From the entries below, copy every line holding the word "bubble".

------ DATA SHOWN

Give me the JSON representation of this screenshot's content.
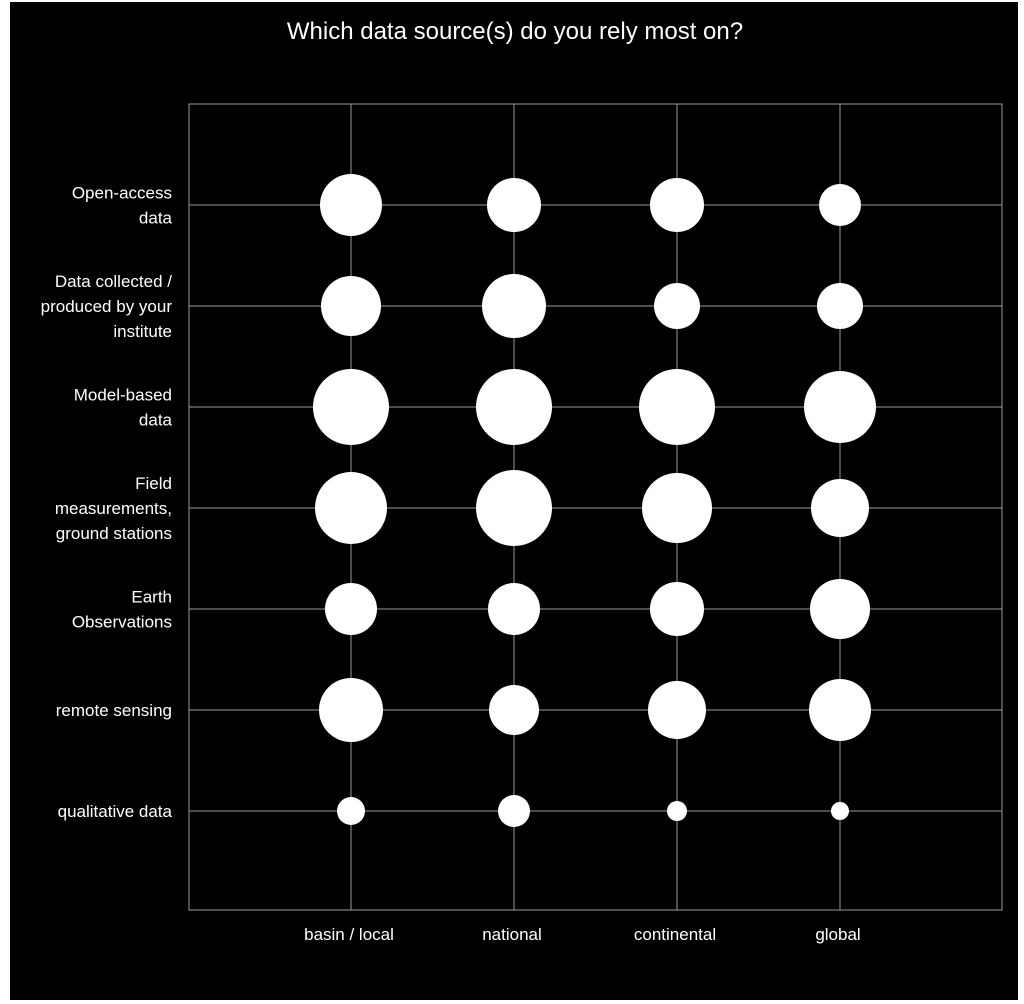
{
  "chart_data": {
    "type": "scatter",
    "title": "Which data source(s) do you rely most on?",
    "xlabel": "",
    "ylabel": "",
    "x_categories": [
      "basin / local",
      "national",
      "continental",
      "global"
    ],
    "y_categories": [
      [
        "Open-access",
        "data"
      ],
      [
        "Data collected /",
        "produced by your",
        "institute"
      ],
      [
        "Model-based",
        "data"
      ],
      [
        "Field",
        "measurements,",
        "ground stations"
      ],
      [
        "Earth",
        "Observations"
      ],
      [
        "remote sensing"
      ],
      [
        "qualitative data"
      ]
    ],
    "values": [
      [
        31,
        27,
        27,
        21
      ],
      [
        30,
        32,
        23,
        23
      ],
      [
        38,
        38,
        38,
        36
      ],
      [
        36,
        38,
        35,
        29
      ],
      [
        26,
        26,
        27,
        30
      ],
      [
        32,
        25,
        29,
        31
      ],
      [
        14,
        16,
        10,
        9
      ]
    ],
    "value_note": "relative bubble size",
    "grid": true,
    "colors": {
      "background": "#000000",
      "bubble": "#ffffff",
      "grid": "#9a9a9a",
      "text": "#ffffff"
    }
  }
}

------------

▶ [EXERCISE ANSWER]:
    "value_note": "relative bubble size",
      "bubble": "#ffffff",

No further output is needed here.